Read through the entries below and copy each line where "this" turns up.

[[ DATA FOR ANALYSIS open ]]

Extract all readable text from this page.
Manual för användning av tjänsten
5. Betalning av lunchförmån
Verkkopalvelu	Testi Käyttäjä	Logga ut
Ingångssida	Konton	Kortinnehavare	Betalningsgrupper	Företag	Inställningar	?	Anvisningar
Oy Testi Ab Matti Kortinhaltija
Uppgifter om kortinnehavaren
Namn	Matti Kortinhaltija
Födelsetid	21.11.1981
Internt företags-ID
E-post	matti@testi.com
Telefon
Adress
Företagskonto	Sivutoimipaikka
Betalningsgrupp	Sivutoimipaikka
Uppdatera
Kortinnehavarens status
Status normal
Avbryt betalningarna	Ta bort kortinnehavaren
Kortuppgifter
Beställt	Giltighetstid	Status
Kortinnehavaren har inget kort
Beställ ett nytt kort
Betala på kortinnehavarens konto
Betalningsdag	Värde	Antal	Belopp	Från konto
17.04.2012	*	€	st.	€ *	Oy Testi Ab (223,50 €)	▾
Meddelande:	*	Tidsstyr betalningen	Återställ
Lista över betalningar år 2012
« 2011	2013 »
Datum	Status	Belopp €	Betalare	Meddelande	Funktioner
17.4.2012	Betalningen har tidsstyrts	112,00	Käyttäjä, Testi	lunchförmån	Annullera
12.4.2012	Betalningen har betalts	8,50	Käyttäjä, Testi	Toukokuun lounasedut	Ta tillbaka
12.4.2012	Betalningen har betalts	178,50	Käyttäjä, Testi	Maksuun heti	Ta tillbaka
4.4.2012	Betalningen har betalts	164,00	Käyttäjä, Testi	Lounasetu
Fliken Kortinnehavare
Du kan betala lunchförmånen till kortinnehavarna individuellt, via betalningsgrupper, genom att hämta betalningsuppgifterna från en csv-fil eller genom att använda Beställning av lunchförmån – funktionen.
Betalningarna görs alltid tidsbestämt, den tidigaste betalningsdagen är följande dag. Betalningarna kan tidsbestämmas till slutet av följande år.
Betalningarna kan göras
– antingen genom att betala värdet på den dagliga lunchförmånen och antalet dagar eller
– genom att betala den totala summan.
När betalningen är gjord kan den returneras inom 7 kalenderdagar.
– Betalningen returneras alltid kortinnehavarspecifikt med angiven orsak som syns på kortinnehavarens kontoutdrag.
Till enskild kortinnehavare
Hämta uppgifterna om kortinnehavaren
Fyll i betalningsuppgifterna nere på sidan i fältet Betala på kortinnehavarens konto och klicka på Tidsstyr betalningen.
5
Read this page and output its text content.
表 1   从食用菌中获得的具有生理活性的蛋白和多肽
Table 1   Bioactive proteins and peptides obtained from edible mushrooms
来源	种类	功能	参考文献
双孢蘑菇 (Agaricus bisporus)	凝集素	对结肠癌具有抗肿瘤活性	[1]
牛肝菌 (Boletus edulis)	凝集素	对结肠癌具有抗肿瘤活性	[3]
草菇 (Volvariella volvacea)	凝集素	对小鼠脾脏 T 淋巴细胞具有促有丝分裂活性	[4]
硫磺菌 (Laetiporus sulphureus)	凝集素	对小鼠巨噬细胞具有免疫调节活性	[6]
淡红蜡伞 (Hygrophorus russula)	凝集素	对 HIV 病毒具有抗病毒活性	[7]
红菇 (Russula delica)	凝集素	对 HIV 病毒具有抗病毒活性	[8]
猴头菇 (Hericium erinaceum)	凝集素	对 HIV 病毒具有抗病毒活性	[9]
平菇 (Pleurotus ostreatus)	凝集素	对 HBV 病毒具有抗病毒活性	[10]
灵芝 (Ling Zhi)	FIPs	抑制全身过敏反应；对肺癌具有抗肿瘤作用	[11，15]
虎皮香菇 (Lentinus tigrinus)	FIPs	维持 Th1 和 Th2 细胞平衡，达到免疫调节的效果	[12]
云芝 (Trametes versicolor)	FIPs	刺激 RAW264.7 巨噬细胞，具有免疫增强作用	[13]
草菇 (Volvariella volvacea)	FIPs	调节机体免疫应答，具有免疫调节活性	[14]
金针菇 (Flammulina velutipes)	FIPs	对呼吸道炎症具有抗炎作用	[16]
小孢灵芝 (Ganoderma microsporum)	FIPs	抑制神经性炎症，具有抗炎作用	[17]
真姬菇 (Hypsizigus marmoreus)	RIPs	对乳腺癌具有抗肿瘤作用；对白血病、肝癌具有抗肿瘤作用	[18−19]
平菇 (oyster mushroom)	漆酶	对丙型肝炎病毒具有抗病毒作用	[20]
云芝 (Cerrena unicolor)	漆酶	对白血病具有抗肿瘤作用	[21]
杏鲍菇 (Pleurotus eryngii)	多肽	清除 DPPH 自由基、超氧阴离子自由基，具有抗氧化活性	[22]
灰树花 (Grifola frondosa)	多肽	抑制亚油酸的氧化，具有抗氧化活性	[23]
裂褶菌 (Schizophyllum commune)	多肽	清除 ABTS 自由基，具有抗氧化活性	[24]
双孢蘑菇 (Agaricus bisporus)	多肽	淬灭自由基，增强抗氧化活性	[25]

[[ DATA FOR ANALYSIS closed ]]

* [COMPLETED TASK]:
Extract all readable text from this page.
Read this page and output its text content.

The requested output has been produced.